• SELECTED TEXT
********
In May of 2019, the Tuvalu Coastal Adaptation Project (TCAP), in partnership with the United Nations Development Programme (UNDP), contracted the company Furgo to conduct an airborne LIDAR survey across nine of Tuvalu’s atoll islands. The purpose of this survey was to collect bathymetry data, or data on the topographic features of the ocean floor, around the islands at a maximum depth of 50 meters. Why did the government choose to prioritize this bathymetry data and why didn’t it exist already?
The State of the Sea Floor
Though it may seem surprising, challenges to precisely and economically measuring bathymetry are so difficult that less than 1% of the world’s ocean floor is properly mapped to a high degree of accuracy. The 99% of remaining bathymetric data that we often see is predicted using satellite imagery data which approximates the shape of the seafloor using gravitational measurement tools with low accuracy. In fact, we know more about the topography of other planets than we do our own ocean floor.
Due to the high cost, much of the efforts on bathymetry data collection methods have been led by mining and oil and gas companies or governments for wartime applications. In modern history, the development of and desire for more accurate sonar technology has increased, particularly with a commercial desire to locate the position of the Titanic. Another rise of particularly high interest occurred after the disappearance of Malaysian Air flight MH370. The tragedy led to a push for the development of more accurate sonar (ship-based) bathymetry data collection technology.
********
• EXERCISE INSTRUCTIONS
Carry on the passage above about mapping the ocean floor around Tuvalu, starting right after its final sentence.

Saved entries
********
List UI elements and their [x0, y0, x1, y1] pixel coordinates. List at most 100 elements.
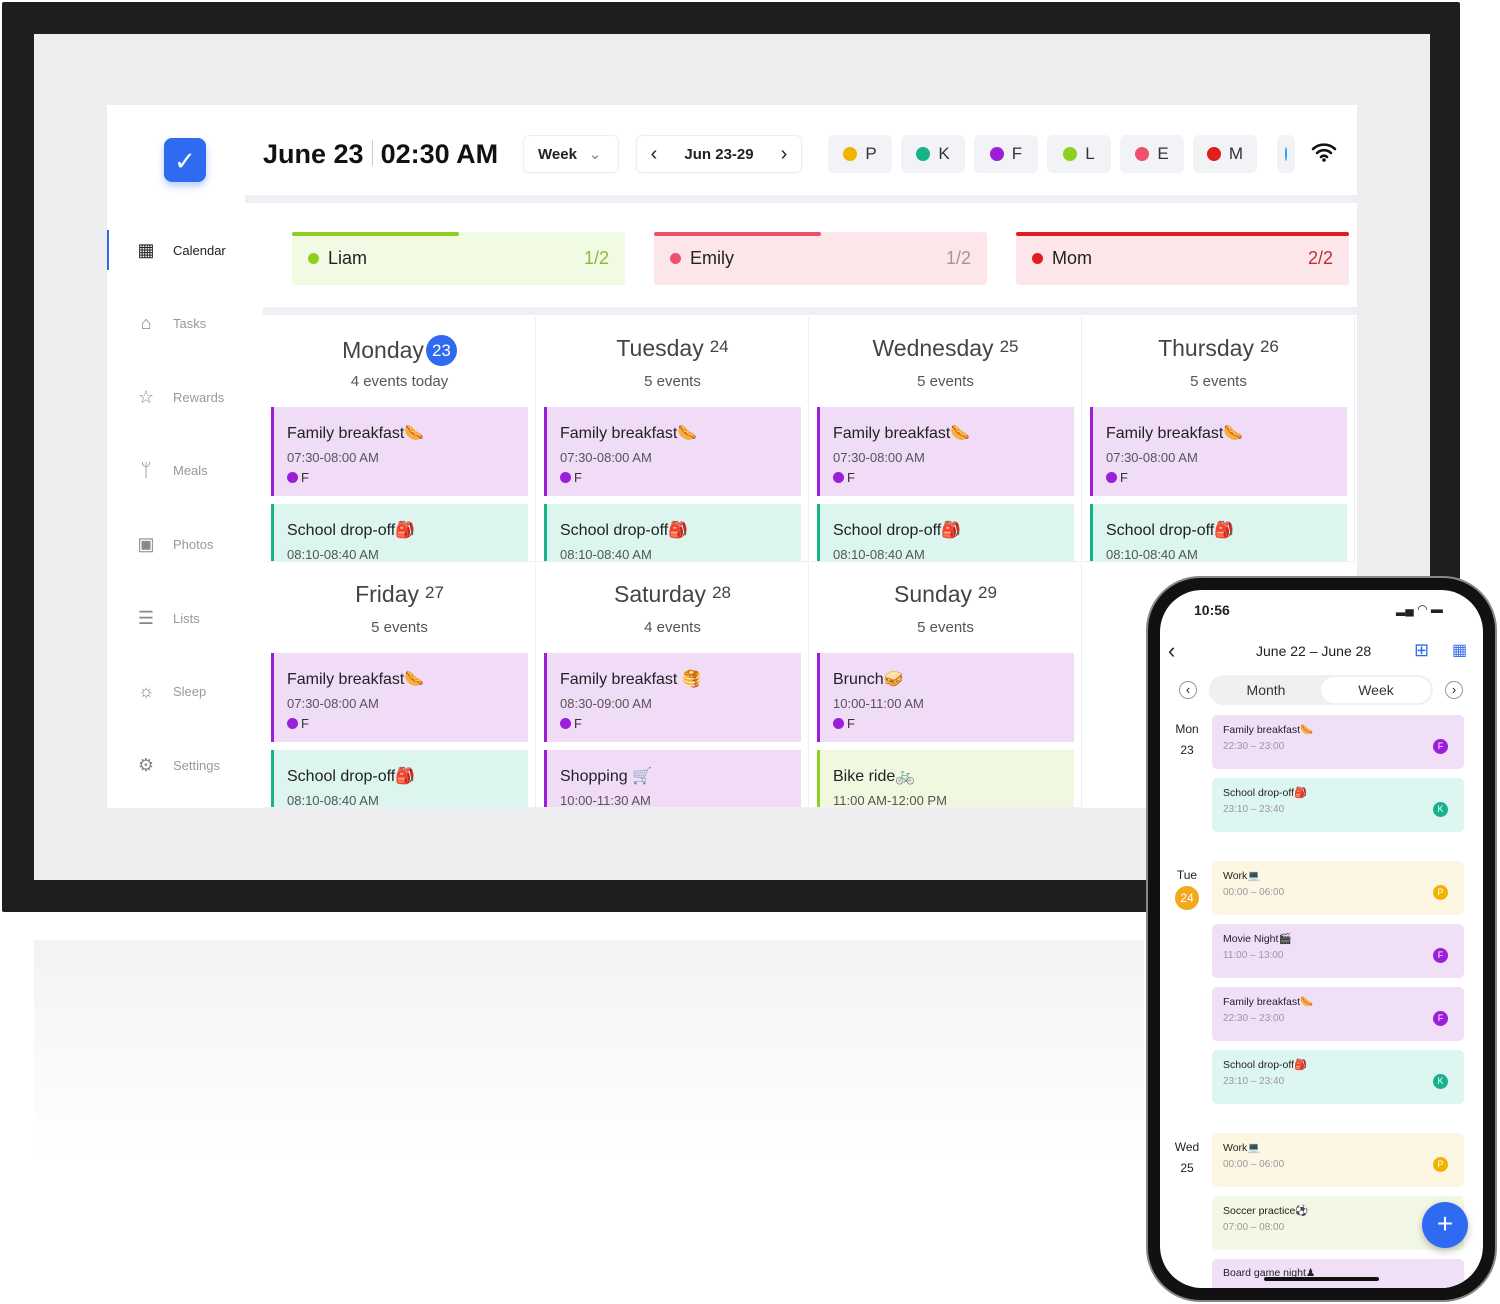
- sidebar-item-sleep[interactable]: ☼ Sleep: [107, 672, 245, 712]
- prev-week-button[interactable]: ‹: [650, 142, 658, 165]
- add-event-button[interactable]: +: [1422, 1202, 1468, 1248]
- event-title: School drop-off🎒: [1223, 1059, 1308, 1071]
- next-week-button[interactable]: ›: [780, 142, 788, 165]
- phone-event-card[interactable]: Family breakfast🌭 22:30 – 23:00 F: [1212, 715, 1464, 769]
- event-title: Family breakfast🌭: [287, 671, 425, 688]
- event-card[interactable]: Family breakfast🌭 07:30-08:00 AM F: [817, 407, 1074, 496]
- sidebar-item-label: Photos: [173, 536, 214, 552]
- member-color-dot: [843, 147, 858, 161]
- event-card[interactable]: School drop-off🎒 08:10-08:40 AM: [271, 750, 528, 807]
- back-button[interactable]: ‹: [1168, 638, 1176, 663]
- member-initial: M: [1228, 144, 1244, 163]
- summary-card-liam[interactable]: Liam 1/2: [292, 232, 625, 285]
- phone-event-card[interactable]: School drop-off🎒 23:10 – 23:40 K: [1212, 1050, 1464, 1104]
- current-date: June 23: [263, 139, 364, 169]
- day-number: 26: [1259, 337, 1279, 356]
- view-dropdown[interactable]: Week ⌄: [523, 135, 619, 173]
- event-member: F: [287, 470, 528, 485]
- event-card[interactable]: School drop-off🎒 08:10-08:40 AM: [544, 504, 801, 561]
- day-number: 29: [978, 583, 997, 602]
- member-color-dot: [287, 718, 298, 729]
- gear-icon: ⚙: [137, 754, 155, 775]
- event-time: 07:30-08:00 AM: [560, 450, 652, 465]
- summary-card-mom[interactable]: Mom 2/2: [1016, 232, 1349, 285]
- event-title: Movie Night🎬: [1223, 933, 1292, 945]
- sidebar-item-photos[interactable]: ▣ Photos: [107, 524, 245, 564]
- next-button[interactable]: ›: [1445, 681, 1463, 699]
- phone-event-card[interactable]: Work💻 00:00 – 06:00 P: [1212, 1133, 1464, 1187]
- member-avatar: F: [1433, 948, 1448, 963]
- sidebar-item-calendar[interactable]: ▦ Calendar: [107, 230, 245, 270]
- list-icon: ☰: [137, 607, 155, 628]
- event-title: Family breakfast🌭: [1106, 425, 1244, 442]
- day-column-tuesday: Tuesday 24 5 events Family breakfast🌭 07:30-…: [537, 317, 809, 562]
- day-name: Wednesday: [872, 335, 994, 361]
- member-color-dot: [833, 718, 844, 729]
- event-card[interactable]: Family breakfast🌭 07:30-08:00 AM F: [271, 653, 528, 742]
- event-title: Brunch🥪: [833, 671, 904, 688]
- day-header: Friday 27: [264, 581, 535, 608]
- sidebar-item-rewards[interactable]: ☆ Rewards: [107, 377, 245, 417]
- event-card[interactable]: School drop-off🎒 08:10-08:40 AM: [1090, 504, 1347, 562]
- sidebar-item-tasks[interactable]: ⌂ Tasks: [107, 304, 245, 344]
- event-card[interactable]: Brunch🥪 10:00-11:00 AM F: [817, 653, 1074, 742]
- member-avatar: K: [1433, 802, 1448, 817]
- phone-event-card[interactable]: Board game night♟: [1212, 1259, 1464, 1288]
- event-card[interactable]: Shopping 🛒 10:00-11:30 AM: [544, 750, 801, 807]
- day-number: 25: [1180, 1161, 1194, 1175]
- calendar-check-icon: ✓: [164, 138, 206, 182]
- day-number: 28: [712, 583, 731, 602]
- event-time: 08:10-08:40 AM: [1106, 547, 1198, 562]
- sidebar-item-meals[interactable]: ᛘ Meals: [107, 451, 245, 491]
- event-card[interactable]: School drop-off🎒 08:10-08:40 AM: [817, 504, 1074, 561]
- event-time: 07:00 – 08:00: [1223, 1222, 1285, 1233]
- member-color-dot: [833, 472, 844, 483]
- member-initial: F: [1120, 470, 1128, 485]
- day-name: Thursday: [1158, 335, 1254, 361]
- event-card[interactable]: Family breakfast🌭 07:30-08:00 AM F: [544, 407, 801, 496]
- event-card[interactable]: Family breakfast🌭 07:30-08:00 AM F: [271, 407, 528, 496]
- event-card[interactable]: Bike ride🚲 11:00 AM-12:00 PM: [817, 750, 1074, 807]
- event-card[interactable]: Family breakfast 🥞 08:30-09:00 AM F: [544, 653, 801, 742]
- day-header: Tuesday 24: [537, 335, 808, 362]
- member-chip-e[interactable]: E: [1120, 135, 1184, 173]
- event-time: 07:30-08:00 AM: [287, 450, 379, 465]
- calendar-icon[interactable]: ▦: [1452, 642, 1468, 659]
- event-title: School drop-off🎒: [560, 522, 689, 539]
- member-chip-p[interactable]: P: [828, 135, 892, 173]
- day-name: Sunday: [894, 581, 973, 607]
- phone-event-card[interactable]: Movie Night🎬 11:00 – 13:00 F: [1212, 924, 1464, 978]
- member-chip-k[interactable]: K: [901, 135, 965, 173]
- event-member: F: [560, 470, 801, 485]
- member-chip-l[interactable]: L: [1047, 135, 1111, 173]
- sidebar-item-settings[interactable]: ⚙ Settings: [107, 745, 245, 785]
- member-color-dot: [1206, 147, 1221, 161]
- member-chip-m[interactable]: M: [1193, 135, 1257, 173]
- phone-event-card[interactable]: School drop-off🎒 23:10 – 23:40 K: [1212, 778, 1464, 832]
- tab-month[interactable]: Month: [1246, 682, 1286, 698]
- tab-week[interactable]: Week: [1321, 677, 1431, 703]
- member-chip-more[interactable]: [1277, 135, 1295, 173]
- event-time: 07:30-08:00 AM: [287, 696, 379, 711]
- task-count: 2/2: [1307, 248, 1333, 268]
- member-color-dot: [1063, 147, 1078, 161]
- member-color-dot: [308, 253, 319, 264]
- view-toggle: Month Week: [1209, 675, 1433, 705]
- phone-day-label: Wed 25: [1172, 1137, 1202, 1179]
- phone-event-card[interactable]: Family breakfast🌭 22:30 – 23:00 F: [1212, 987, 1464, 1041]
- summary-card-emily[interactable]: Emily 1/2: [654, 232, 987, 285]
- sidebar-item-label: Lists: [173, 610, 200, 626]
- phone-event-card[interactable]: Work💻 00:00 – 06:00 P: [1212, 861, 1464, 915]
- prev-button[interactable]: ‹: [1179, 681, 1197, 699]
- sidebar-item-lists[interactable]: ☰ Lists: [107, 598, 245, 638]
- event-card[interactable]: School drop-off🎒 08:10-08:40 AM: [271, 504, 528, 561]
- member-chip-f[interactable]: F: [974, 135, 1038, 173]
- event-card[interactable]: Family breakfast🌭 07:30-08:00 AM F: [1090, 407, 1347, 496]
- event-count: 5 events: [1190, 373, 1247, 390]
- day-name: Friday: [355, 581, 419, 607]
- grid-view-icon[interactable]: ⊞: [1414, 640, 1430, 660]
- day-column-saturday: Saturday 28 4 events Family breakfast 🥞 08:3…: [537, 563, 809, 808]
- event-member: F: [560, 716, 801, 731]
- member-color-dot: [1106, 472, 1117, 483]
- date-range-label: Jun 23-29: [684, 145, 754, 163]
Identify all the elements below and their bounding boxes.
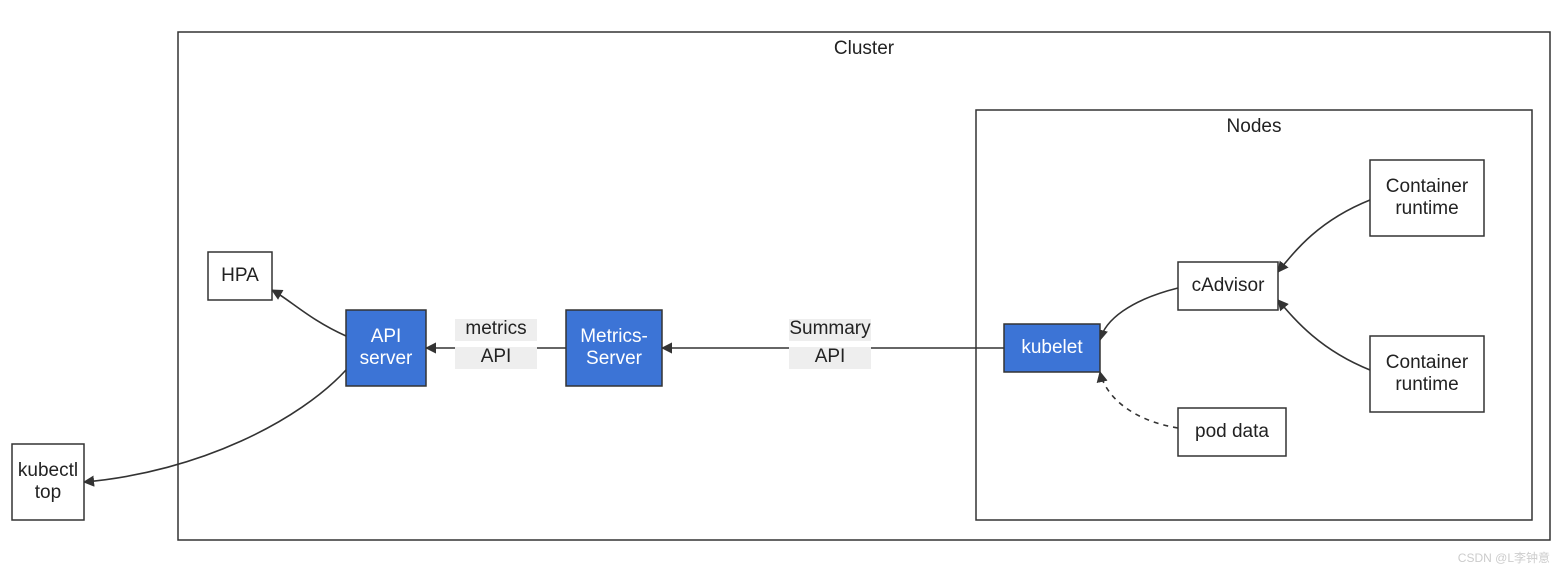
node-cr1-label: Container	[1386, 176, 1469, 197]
********
• OUTPUT OF THE TASK
Why is Bathymetry Data Important?
Bathymetry data has applications in many sectors but has a critical function in disaster risk planning. Inundation and freshwater availability, cyclones, tsunamis, erosion and other climate models all depend on highly accurate bathymetry data. Other applications include marine conservation, fishery management, natural resource extraction, natural hazard tracking and many others. According to TCAP Project Manager, Alan Resture, their group’s reason for prioritizing bathymetry data collection was:
“To successfully model and thus assess the risks of either wave overtopping impacts or the gradually increasing inundation events in low lying areas of Tuvalu, high quality baseline data is required. Detailed reef edge bathymetry (sea floor mapping to 50-meter depths) and accurate topography (land elevation data) is absent in Tuvalu except for limited coverage in Funafuti.”
How do we Map the Ocean Floor and Why is it Challenging?
Topographic mapping uses LIDAR, or Light Detection and Ranging technology, which is a remote sensing method that uses a laser to pulse light and measure ranges. This can be done in a variety of ways, with helicopters and aircraft being the most common.
Measuring from an aircraft closer to the Earth’s surface gives more accurate results, while satellite-based LIDAR relies heavily on ocean-optics and/or estimation. While these remote sensing methods from planes and satellites can easily measure the surface of the ocean, the challenge for bathymetry lies in the fact that scientists can’t easily model the transfer of light in a water column, where electromagnetic energy, necessary for measurement, gets dissipated.
To get around this, the development of remote sensing from sound waves enabled us to map bathymetry similar to how we map topography. Here, ships emit sonar beams that bounce back to a sensor on the ship. The intensity of their reflection is measured and analyzed to stitch together a picture of the ocean floor (Figure 1). Of course, this method cannot be done by distant satellites or aircraft and requires a lot of money and time to get a wide, complete picture.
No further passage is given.